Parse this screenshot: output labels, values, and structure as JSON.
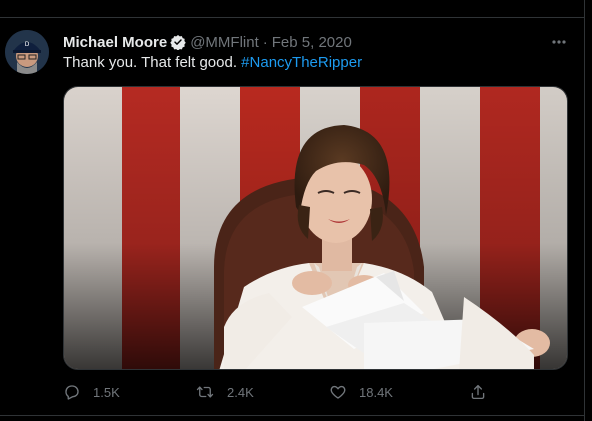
{
  "tweet": {
    "author_name": "Michael Moore",
    "handle": "@MMFlint",
    "separator": "·",
    "date": "Feb 5, 2020",
    "verified": true,
    "text_plain": "Thank you. That felt good. ",
    "text_hashtag": "#NancyTheRipper",
    "more_icon": "more-horizontal-icon"
  },
  "media": {
    "icon": "photo",
    "description": "Woman in white suit tearing papers in front of American flag"
  },
  "actions": {
    "reply_count": "1.5K",
    "retweet_count": "2.4K",
    "like_count": "18.4K"
  },
  "colors": {
    "background": "#000000",
    "text": "#e7e9ea",
    "secondary": "#71767b",
    "link": "#1d9bf0",
    "border": "#2f3336"
  }
}
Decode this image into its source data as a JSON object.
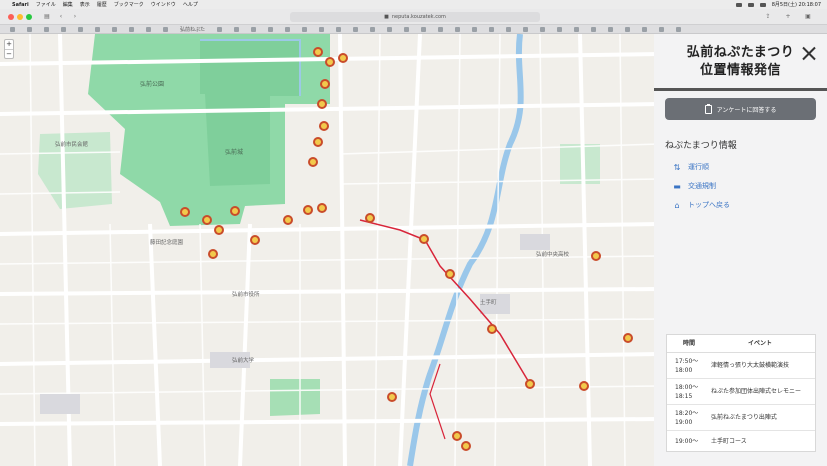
{
  "menubar": {
    "app": "Safari",
    "items": [
      "ファイル",
      "編集",
      "表示",
      "履歴",
      "ブックマーク",
      "ウインドウ",
      "ヘルプ"
    ],
    "clock": "8月5日(土) 20:18:07"
  },
  "browser": {
    "url": "neputa.kouzatek.com",
    "tab_label": "弘前ねぷた"
  },
  "panel": {
    "title_line1": "弘前ねぷたまつり",
    "title_line2": "位置情報発信",
    "survey_button": "アンケートに回答する",
    "section_title": "ねぷたまつり情報",
    "links": [
      {
        "label": "運行順",
        "icon": "sort-icon"
      },
      {
        "label": "交通規制",
        "icon": "car-icon"
      },
      {
        "label": "トップへ戻る",
        "icon": "home-icon"
      }
    ]
  },
  "schedule": {
    "header_time": "時間",
    "header_event": "イベント",
    "rows": [
      {
        "time": "17:50〜\n18:00",
        "event": "津軽情っ張り大太鼓横範演技"
      },
      {
        "time": "18:00〜\n18:15",
        "event": "ねぷた参加団体出陣式セレモニー"
      },
      {
        "time": "18:20〜\n19:00",
        "event": "弘前ねぶたまつり出陣式"
      },
      {
        "time": "19:00〜",
        "event": "土手町コース"
      }
    ]
  },
  "map_labels": [
    "弘前城",
    "弘前公園",
    "弘前市役所",
    "弘前大学",
    "土手町",
    "弘前中央高校",
    "藤田記念庭園",
    "弘前市民会館"
  ],
  "colors": {
    "route": "#d8253a",
    "park": "#8fd9a8",
    "link": "#3a74c4",
    "survey_button": "#6b6f75"
  }
}
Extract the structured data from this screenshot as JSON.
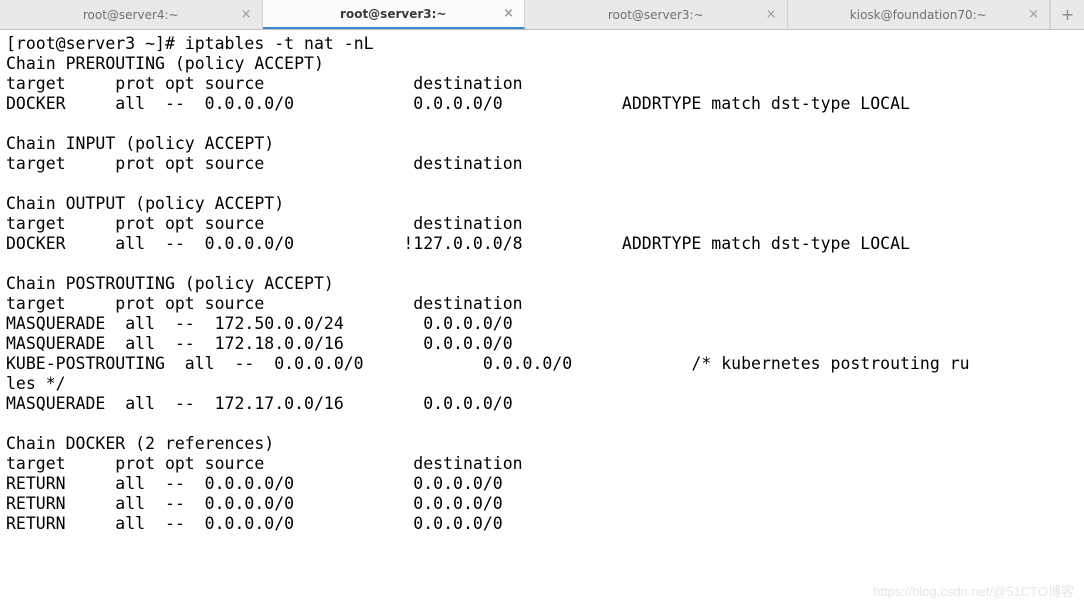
{
  "tabs": [
    {
      "label": "root@server4:~",
      "active": false
    },
    {
      "label": "root@server3:~",
      "active": true
    },
    {
      "label": "root@server3:~",
      "active": false
    },
    {
      "label": "kiosk@foundation70:~",
      "active": false
    }
  ],
  "close_glyph": "×",
  "add_glyph": "+",
  "prompt": "[root@server3 ~]# ",
  "command": "iptables -t nat -nL",
  "lines": [
    "Chain PREROUTING (policy ACCEPT)",
    "target     prot opt source               destination         ",
    "DOCKER     all  --  0.0.0.0/0            0.0.0.0/0            ADDRTYPE match dst-type LOCAL",
    "",
    "Chain INPUT (policy ACCEPT)",
    "target     prot opt source               destination         ",
    "",
    "Chain OUTPUT (policy ACCEPT)",
    "target     prot opt source               destination         ",
    "DOCKER     all  --  0.0.0.0/0           !127.0.0.0/8          ADDRTYPE match dst-type LOCAL",
    "",
    "Chain POSTROUTING (policy ACCEPT)",
    "target     prot opt source               destination         ",
    "MASQUERADE  all  --  172.50.0.0/24        0.0.0.0/0           ",
    "MASQUERADE  all  --  172.18.0.0/16        0.0.0.0/0           ",
    "KUBE-POSTROUTING  all  --  0.0.0.0/0            0.0.0.0/0            /* kubernetes postrouting ru",
    "les */",
    "MASQUERADE  all  --  172.17.0.0/16        0.0.0.0/0           ",
    "",
    "Chain DOCKER (2 references)",
    "target     prot opt source               destination         ",
    "RETURN     all  --  0.0.0.0/0            0.0.0.0/0           ",
    "RETURN     all  --  0.0.0.0/0            0.0.0.0/0           ",
    "RETURN     all  --  0.0.0.0/0            0.0.0.0/0           "
  ],
  "watermark": "https://blog.csdn.net/@51CTO博客"
}
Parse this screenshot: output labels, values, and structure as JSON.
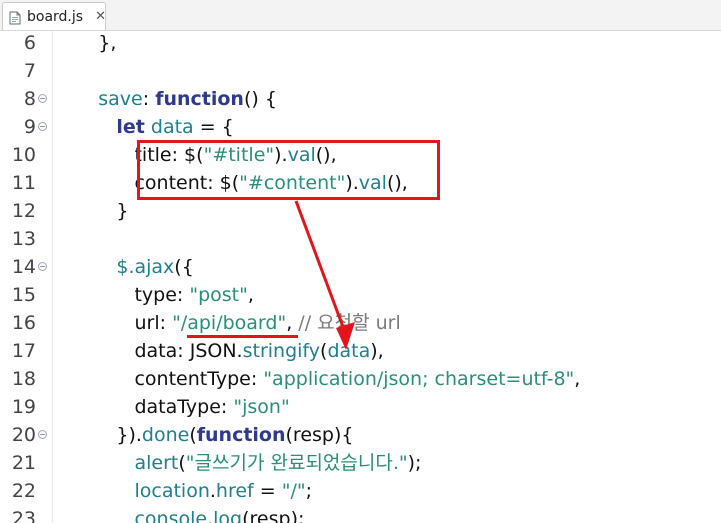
{
  "tab": {
    "filename": "board.js",
    "close_label": "✕"
  },
  "lines": [
    {
      "no": "6",
      "fold": false,
      "tokens": [
        {
          "t": "      },",
          "c": "def"
        }
      ]
    },
    {
      "no": "7",
      "fold": false,
      "tokens": []
    },
    {
      "no": "8",
      "fold": true,
      "tokens": [
        {
          "t": "      ",
          "c": "def"
        },
        {
          "t": "save",
          "c": "fn"
        },
        {
          "t": ": ",
          "c": "def"
        },
        {
          "t": "function",
          "c": "kw"
        },
        {
          "t": "() {",
          "c": "def"
        }
      ]
    },
    {
      "no": "9",
      "fold": true,
      "tokens": [
        {
          "t": "         ",
          "c": "def"
        },
        {
          "t": "let",
          "c": "kw"
        },
        {
          "t": " ",
          "c": "def"
        },
        {
          "t": "data",
          "c": "fn"
        },
        {
          "t": " = {",
          "c": "def"
        }
      ]
    },
    {
      "no": "10",
      "fold": false,
      "tokens": [
        {
          "t": "            title: $(",
          "c": "def"
        },
        {
          "t": "\"#title\"",
          "c": "str"
        },
        {
          "t": ").",
          "c": "def"
        },
        {
          "t": "val",
          "c": "fn"
        },
        {
          "t": "(),",
          "c": "def"
        }
      ]
    },
    {
      "no": "11",
      "fold": false,
      "tokens": [
        {
          "t": "            content: $(",
          "c": "def"
        },
        {
          "t": "\"#content\"",
          "c": "str"
        },
        {
          "t": ").",
          "c": "def"
        },
        {
          "t": "val",
          "c": "fn"
        },
        {
          "t": "(),",
          "c": "def"
        }
      ]
    },
    {
      "no": "12",
      "fold": false,
      "tokens": [
        {
          "t": "         }",
          "c": "def"
        }
      ]
    },
    {
      "no": "13",
      "fold": false,
      "tokens": []
    },
    {
      "no": "14",
      "fold": true,
      "tokens": [
        {
          "t": "         ",
          "c": "def"
        },
        {
          "t": "$.ajax",
          "c": "fn"
        },
        {
          "t": "({",
          "c": "def"
        }
      ]
    },
    {
      "no": "15",
      "fold": false,
      "tokens": [
        {
          "t": "            type: ",
          "c": "def"
        },
        {
          "t": "\"post\"",
          "c": "str"
        },
        {
          "t": ",",
          "c": "def"
        }
      ]
    },
    {
      "no": "16",
      "fold": false,
      "tokens": [
        {
          "t": "            url: ",
          "c": "def"
        },
        {
          "t": "\"/api/board\"",
          "c": "str"
        },
        {
          "t": ", ",
          "c": "def"
        },
        {
          "t": "// 요청할 url",
          "c": "cm"
        }
      ]
    },
    {
      "no": "17",
      "fold": false,
      "tokens": [
        {
          "t": "            data: JSON.",
          "c": "def"
        },
        {
          "t": "stringify",
          "c": "fn"
        },
        {
          "t": "(",
          "c": "def"
        },
        {
          "t": "data",
          "c": "fn"
        },
        {
          "t": "),",
          "c": "def"
        }
      ]
    },
    {
      "no": "18",
      "fold": false,
      "tokens": [
        {
          "t": "            contentType: ",
          "c": "def"
        },
        {
          "t": "\"application/json; charset=utf-8\"",
          "c": "str"
        },
        {
          "t": ",",
          "c": "def"
        }
      ]
    },
    {
      "no": "19",
      "fold": false,
      "tokens": [
        {
          "t": "            dataType: ",
          "c": "def"
        },
        {
          "t": "\"json\"",
          "c": "str"
        }
      ]
    },
    {
      "no": "20",
      "fold": true,
      "tokens": [
        {
          "t": "         }).",
          "c": "def"
        },
        {
          "t": "done",
          "c": "fn"
        },
        {
          "t": "(",
          "c": "def"
        },
        {
          "t": "function",
          "c": "kw"
        },
        {
          "t": "(resp){",
          "c": "def"
        }
      ]
    },
    {
      "no": "21",
      "fold": false,
      "tokens": [
        {
          "t": "            ",
          "c": "def"
        },
        {
          "t": "alert",
          "c": "fn"
        },
        {
          "t": "(",
          "c": "def"
        },
        {
          "t": "\"글쓰기가 완료되었습니다.\"",
          "c": "str"
        },
        {
          "t": ");",
          "c": "def"
        }
      ]
    },
    {
      "no": "22",
      "fold": false,
      "tokens": [
        {
          "t": "            ",
          "c": "def"
        },
        {
          "t": "location",
          "c": "fn"
        },
        {
          "t": ".",
          "c": "def"
        },
        {
          "t": "href",
          "c": "fn"
        },
        {
          "t": " = ",
          "c": "def"
        },
        {
          "t": "\"/\"",
          "c": "str"
        },
        {
          "t": ";",
          "c": "def"
        }
      ]
    },
    {
      "no": "23",
      "fold": false,
      "tokens": [
        {
          "t": "            ",
          "c": "def"
        },
        {
          "t": "console",
          "c": "fn"
        },
        {
          "t": ".",
          "c": "def"
        },
        {
          "t": "log",
          "c": "fn"
        },
        {
          "t": "(resp);",
          "c": "def"
        }
      ]
    }
  ],
  "colors": {
    "annotation": "#e3141b",
    "keyword": "#2f3a8f",
    "function": "#1f7f8c",
    "string": "#2a8f7a",
    "comment": "#7a7a7a"
  }
}
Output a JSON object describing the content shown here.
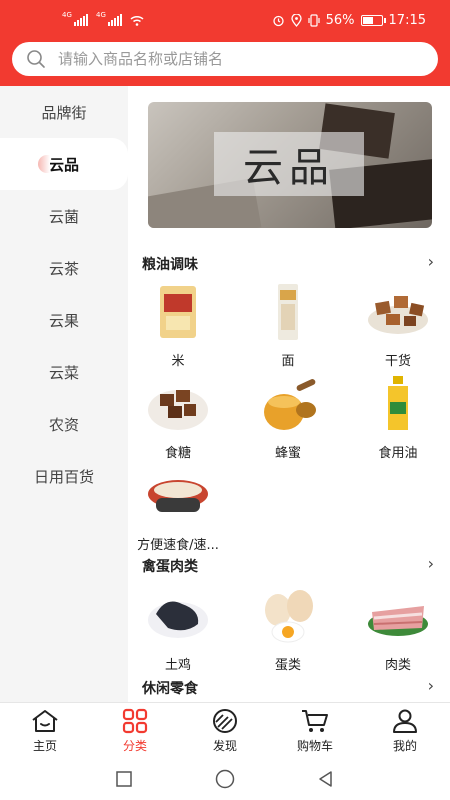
{
  "status_bar": {
    "network_1": "4G",
    "network_2": "4G",
    "battery_percent": "56%",
    "battery_level": 0.56,
    "time": "17:15"
  },
  "search": {
    "placeholder": "请输入商品名称或店铺名"
  },
  "sidebar": {
    "items": [
      "品牌街",
      "云品",
      "云菌",
      "云茶",
      "云果",
      "云菜",
      "农资",
      "日用百货"
    ],
    "active_index": 1
  },
  "banner": {
    "label": "云品"
  },
  "sections": [
    {
      "title": "粮油调味",
      "items": [
        "米",
        "面",
        "干货",
        "食糖",
        "蜂蜜",
        "食用油",
        "方便速食/速..."
      ]
    },
    {
      "title": "禽蛋肉类",
      "items": [
        "土鸡",
        "蛋类",
        "肉类"
      ]
    },
    {
      "title": "休闲零食",
      "items": []
    }
  ],
  "bottom_nav": {
    "items": [
      "主页",
      "分类",
      "发现",
      "购物车",
      "我的"
    ],
    "active_index": 1
  },
  "colors": {
    "accent": "#f23a30",
    "sidebar_bg": "#f5f5f5"
  }
}
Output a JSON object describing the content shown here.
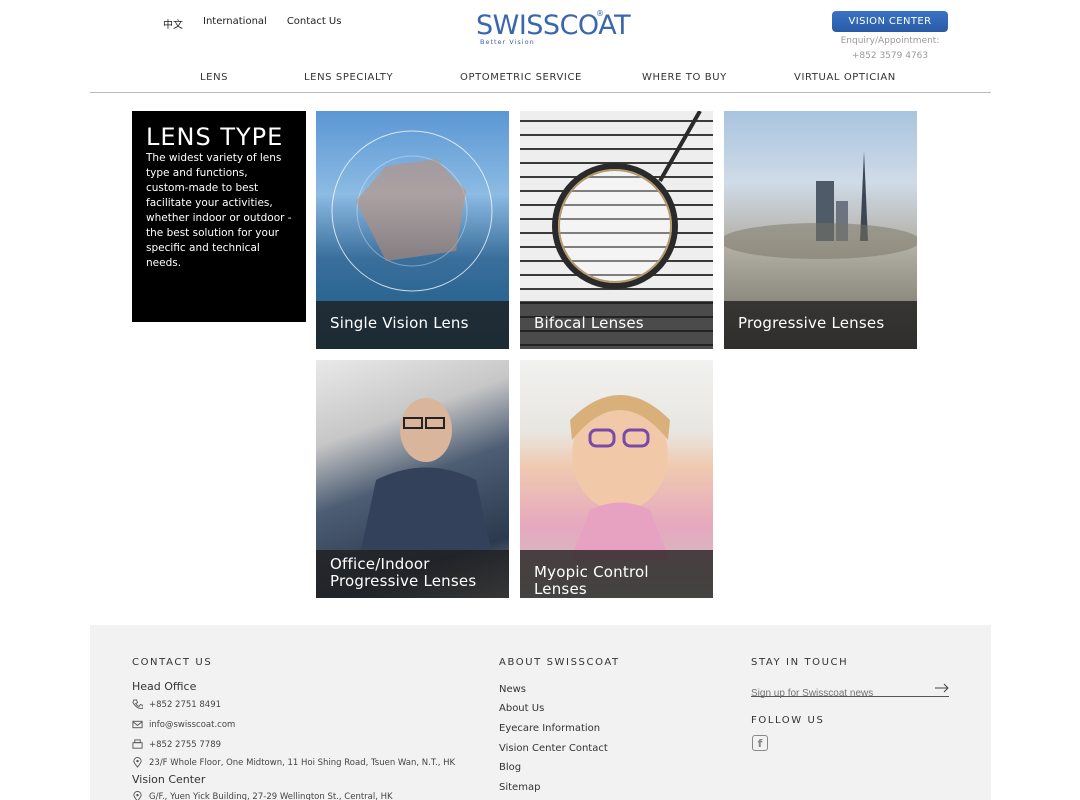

================

Given problem: Pull out every line of the records above that contains the word "Chain".

Task output:
    "Chain PREROUTING (policy ACCEPT)",
    "Chain INPUT (policy ACCEPT)",
    "Chain OUTPUT (policy ACCEPT)",
    "Chain POSTROUTING (policy ACCEPT)",
    "Chain DOCKER (2 references)",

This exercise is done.